**Task data**

(begin)

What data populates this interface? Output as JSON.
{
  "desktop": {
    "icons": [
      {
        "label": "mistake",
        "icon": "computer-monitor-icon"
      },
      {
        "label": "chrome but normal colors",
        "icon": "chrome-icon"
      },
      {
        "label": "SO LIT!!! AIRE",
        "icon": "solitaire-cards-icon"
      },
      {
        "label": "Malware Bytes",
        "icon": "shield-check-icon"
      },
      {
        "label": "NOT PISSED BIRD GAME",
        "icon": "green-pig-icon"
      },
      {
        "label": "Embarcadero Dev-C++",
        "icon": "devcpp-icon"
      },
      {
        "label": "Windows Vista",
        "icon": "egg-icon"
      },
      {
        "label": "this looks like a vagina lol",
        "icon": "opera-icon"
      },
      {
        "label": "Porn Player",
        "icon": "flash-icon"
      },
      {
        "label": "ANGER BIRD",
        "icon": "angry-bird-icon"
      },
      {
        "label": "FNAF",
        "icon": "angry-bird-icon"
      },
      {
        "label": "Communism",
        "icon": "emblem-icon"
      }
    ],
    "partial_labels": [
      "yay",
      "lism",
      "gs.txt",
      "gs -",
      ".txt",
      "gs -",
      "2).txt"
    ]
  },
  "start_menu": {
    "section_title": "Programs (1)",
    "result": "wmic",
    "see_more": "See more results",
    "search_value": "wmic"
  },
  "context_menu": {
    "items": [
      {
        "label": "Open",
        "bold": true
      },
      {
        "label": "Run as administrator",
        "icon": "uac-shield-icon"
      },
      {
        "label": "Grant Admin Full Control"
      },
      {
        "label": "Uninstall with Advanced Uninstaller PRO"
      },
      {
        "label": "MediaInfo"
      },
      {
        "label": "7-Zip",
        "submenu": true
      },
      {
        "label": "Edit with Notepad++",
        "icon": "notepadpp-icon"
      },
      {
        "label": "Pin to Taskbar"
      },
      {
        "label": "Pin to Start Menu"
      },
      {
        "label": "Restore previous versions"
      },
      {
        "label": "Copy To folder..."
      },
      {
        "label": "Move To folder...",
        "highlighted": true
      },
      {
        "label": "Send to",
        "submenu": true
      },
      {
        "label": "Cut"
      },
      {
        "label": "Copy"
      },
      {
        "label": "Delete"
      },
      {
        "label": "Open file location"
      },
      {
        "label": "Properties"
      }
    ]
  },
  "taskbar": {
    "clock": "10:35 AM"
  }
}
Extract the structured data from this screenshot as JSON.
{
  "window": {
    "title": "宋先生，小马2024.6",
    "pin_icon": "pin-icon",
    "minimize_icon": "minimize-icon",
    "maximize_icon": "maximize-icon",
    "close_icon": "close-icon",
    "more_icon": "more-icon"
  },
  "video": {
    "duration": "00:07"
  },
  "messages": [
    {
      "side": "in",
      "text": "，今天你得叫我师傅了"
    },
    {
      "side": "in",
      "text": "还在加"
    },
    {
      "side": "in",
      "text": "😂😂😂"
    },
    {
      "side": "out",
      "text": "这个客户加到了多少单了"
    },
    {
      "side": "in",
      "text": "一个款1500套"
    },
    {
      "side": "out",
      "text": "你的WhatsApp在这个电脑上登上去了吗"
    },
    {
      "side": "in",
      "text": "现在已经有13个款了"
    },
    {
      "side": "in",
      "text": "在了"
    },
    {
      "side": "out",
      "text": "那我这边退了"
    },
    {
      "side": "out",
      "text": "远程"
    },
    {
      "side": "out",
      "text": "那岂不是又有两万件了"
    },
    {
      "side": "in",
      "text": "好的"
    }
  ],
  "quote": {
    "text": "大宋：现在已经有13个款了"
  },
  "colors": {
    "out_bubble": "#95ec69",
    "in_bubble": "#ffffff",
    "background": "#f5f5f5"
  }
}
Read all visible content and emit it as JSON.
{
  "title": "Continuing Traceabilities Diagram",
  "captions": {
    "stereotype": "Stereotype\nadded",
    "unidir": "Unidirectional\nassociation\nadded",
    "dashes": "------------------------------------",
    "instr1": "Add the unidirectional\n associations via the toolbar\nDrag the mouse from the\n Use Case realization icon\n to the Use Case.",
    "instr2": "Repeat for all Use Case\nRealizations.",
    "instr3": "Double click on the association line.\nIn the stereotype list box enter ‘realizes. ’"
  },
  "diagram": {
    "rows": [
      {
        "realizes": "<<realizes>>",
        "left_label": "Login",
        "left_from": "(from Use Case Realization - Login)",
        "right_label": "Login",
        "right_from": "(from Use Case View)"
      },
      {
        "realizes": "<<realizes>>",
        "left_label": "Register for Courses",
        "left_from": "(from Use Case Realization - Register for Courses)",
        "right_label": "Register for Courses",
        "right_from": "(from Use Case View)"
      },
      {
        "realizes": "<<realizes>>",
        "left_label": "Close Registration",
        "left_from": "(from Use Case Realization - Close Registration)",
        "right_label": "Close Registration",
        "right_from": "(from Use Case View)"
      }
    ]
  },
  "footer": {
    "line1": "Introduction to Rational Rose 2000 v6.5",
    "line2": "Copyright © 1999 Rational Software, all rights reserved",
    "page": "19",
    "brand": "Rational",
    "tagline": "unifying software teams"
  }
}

(end)

From the records above, extract every entry exactly as given.

**Correct result**
What data populates this interface? Output as JSON.
{
  "desktop": {
    "icons": [
      {
        "label": "mistake",
        "icon": "computer-monitor-icon"
      },
      {
        "label": "chrome but normal colors",
        "icon": "chrome-icon"
      },
      {
        "label": "SO LIT!!! AIRE",
        "icon": "solitaire-cards-icon"
      },
      {
        "label": "Malware Bytes",
        "icon": "shield-check-icon"
      },
      {
        "label": "NOT PISSED BIRD GAME",
        "icon": "green-pig-icon"
      },
      {
        "label": "Embarcadero Dev-C++",
        "icon": "devcpp-icon"
      },
      {
        "label": "Windows Vista",
        "icon": "egg-icon"
      },
      {
        "label": "this looks like a vagina lol",
        "icon": "opera-icon"
      },
      {
        "label": "Porn Player",
        "icon": "flash-icon"
      },
      {
        "label": "ANGER BIRD",
        "icon": "angry-bird-icon"
      },
      {
        "label": "FNAF",
        "icon": "angry-bird-icon"
      },
      {
        "label": "Communism",
        "icon": "emblem-icon"
      }
    ],
    "partial_labels": [
      "yay",
      "lism",
      "gs.txt",
      "gs -",
      ".txt",
      "gs -",
      "2).txt"
    ]
  },
  "start_menu": {
    "section_title": "Programs (1)",
    "result": "wmic",
    "see_more": "See more results",
    "search_value": "wmic"
  },
  "context_menu": {
    "items": [
      {
        "label": "Open",
        "bold": true
      },
      {
        "label": "Run as administrator",
        "icon": "uac-shield-icon"
      },
      {
        "label": "Grant Admin Full Control"
      },
      {
        "label": "Uninstall with Advanced Uninstaller PRO"
      },
      {
        "label": "MediaInfo"
      },
      {
        "label": "7-Zip",
        "submenu": true
      },
      {
        "label": "Edit with Notepad++",
        "icon": "notepadpp-icon"
      },
      {
        "label": "Pin to Taskbar"
      },
      {
        "label": "Pin to Start Menu"
      },
      {
        "label": "Restore previous versions"
      },
      {
        "label": "Copy To folder..."
      },
      {
        "label": "Move To folder...",
        "highlighted": true
      },
      {
        "label": "Send to",
        "submenu": true
      },
      {
        "label": "Cut"
      },
      {
        "label": "Copy"
      },
      {
        "label": "Delete"
      },
      {
        "label": "Open file location"
      },
      {
        "label": "Properties"
      }
    ]
  },
  "taskbar": {
    "clock": "10:35 AM"
  }
}
Extract the structured data from this screenshot as JSON.
{
  "window": {
    "title": "宋先生，小马2024.6",
    "pin_icon": "pin-icon",
    "minimize_icon": "minimize-icon",
    "maximize_icon": "maximize-icon",
    "close_icon": "close-icon",
    "more_icon": "more-icon"
  },
  "video": {
    "duration": "00:07"
  },
  "messages": [
    {
      "side": "in",
      "text": "，今天你得叫我师傅了"
    },
    {
      "side": "in",
      "text": "还在加"
    },
    {
      "side": "in",
      "text": "😂😂😂"
    },
    {
      "side": "out",
      "text": "这个客户加到了多少单了"
    },
    {
      "side": "in",
      "text": "一个款1500套"
    },
    {
      "side": "out",
      "text": "你的WhatsApp在这个电脑上登上去了吗"
    },
    {
      "side": "in",
      "text": "现在已经有13个款了"
    },
    {
      "side": "in",
      "text": "在了"
    },
    {
      "side": "out",
      "text": "那我这边退了"
    },
    {
      "side": "out",
      "text": "远程"
    },
    {
      "side": "out",
      "text": "那岂不是又有两万件了"
    },
    {
      "side": "in",
      "text": "好的"
    }
  ],
  "quote": {
    "text": "大宋：现在已经有13个款了"
  },
  "colors": {
    "out_bubble": "#95ec69",
    "in_bubble": "#ffffff",
    "background": "#f5f5f5"
  }
}
Read all visible content and emit it as JSON.
{
  "title": "Continuing Traceabilities Diagram",
  "captions": {
    "stereotype": "Stereotype\nadded",
    "unidir": "Unidirectional\nassociation\nadded",
    "dashes": "------------------------------------",
    "instr1": "Add the unidirectional\n associations via the toolbar\nDrag the mouse from the\n Use Case realization icon\n to the Use Case.",
    "instr2": "Repeat for all Use Case\nRealizations.",
    "instr3": "Double click on the association line.\nIn the stereotype list box enter ‘realizes. ’"
  },
  "diagram": {
    "rows": [
      {
        "realizes": "<<realizes>>",
        "left_label": "Login",
        "left_from": "(from Use Case Realization - Login)",
        "right_label": "Login",
        "right_from": "(from Use Case View)"
      },
      {
        "realizes": "<<realizes>>",
        "left_label": "Register for Courses",
        "left_from": "(from Use Case Realization - Register for Courses)",
        "right_label": "Register for Courses",
        "right_from": "(from Use Case View)"
      },
      {
        "realizes": "<<realizes>>",
        "left_label": "Close Registration",
        "left_from": "(from Use Case Realization - Close Registration)",
        "right_label": "Close Registration",
        "right_from": "(from Use Case View)"
      }
    ]
  },
  "footer": {
    "line1": "Introduction to Rational Rose 2000 v6.5",
    "line2": "Copyright © 1999 Rational Software, all rights reserved",
    "page": "19",
    "brand": "Rational",
    "tagline": "unifying software teams"
  }
}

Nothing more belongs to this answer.